* _Your instructions_: Will you print the material below without altering a single character?

* _Records supplied_:
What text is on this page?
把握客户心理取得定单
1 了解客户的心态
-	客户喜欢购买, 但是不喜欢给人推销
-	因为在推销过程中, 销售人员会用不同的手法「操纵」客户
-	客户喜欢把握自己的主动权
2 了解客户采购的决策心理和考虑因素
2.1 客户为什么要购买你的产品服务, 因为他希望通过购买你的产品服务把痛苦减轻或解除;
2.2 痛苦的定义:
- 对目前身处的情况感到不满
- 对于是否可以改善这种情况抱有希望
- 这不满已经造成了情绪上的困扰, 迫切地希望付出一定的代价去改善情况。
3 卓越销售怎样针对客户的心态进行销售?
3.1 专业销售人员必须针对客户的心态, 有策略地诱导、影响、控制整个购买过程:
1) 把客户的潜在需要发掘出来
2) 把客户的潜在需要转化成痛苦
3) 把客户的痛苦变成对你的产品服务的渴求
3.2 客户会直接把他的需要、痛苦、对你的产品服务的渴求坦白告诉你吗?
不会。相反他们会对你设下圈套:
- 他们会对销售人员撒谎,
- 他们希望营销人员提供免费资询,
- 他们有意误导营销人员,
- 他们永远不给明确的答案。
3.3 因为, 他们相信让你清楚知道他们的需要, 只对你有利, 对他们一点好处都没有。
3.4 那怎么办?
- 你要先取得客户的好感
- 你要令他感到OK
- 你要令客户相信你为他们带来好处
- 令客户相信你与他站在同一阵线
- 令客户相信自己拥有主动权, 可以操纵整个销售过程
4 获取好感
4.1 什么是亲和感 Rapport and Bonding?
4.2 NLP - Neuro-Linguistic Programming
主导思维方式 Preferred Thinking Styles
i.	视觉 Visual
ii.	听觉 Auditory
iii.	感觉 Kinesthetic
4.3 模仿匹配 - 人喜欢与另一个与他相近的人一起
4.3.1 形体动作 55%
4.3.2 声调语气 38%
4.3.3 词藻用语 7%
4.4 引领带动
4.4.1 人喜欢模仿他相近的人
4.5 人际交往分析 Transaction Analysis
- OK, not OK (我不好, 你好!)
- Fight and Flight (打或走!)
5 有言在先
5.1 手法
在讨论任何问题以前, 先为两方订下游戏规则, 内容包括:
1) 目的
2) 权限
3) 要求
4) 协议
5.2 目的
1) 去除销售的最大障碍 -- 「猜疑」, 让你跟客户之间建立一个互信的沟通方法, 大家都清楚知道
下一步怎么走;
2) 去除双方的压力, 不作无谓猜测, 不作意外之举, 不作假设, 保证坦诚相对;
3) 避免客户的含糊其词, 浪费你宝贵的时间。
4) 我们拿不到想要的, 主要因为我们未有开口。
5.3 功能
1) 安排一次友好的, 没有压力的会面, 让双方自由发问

* _Finished task_:
What text is on this page?
把握客户心理取得定单
1 了解客户的心态
-	客户喜欢购买, 但是不喜欢给人推销
-	因为在推销过程中, 销售人员会用不同的手法「操纵」客户
-	客户喜欢把握自己的主动权
2 了解客户采购的决策心理和考虑因素
2.1 客户为什么要购买你的产品服务, 因为他希望通过购买你的产品服务把痛苦减轻或解除;
2.2 痛苦的定义:
- 对目前身处的情况感到不满
- 对于是否可以改善这种情况抱有希望
- 这不满已经造成了情绪上的困扰, 迫切地希望付出一定的代价去改善情况。
3 卓越销售怎样针对客户的心态进行销售?
3.1 专业销售人员必须针对客户的心态, 有策略地诱导、影响、控制整个购买过程:
1) 把客户的潜在需要发掘出来
2) 把客户的潜在需要转化成痛苦
3) 把客户的痛苦变成对你的产品服务的渴求
3.2 客户会直接把他的需要、痛苦、对你的产品服务的渴求坦白告诉你吗?
不会。相反他们会对你设下圈套:
- 他们会对销售人员撒谎,
- 他们希望营销人员提供免费资询,
- 他们有意误导营销人员,
- 他们永远不给明确的答案。
3.3 因为, 他们相信让你清楚知道他们的需要, 只对你有利, 对他们一点好处都没有。
3.4 那怎么办?
- 你要先取得客户的好感
- 你要令他感到OK
- 你要令客户相信你为他们带来好处
- 令客户相信你与他站在同一阵线
- 令客户相信自己拥有主动权, 可以操纵整个销售过程
4 获取好感
4.1 什么是亲和感 Rapport and Bonding?
4.2 NLP - Neuro-Linguistic Programming
主导思维方式 Preferred Thinking Styles
i.	视觉 Visual
ii.	听觉 Auditory
iii.	感觉 Kinesthetic
4.3 模仿匹配 - 人喜欢与另一个与他相近的人一起
4.3.1 形体动作 55%
4.3.2 声调语气 38%
4.3.3 词藻用语 7%
4.4 引领带动
4.4.1 人喜欢模仿他相近的人
4.5 人际交往分析 Transaction Analysis
- OK, not OK (我不好, 你好!)
- Fight and Flight (打或走!)
5 有言在先
5.1 手法
在讨论任何问题以前, 先为两方订下游戏规则, 内容包括:
1) 目的
2) 权限
3) 要求
4) 协议
5.2 目的
1) 去除销售的最大障碍 -- 「猜疑」, 让你跟客户之间建立一个互信的沟通方法, 大家都清楚知道
下一步怎么走;
2) 去除双方的压力, 不作无谓猜测, 不作意外之举, 不作假设, 保证坦诚相对;
3) 避免客户的含糊其词, 浪费你宝贵的时间。
4) 我们拿不到想要的, 主要因为我们未有开口。
5.3 功能
1) 安排一次友好的, 没有压力的会面, 让双方自由发问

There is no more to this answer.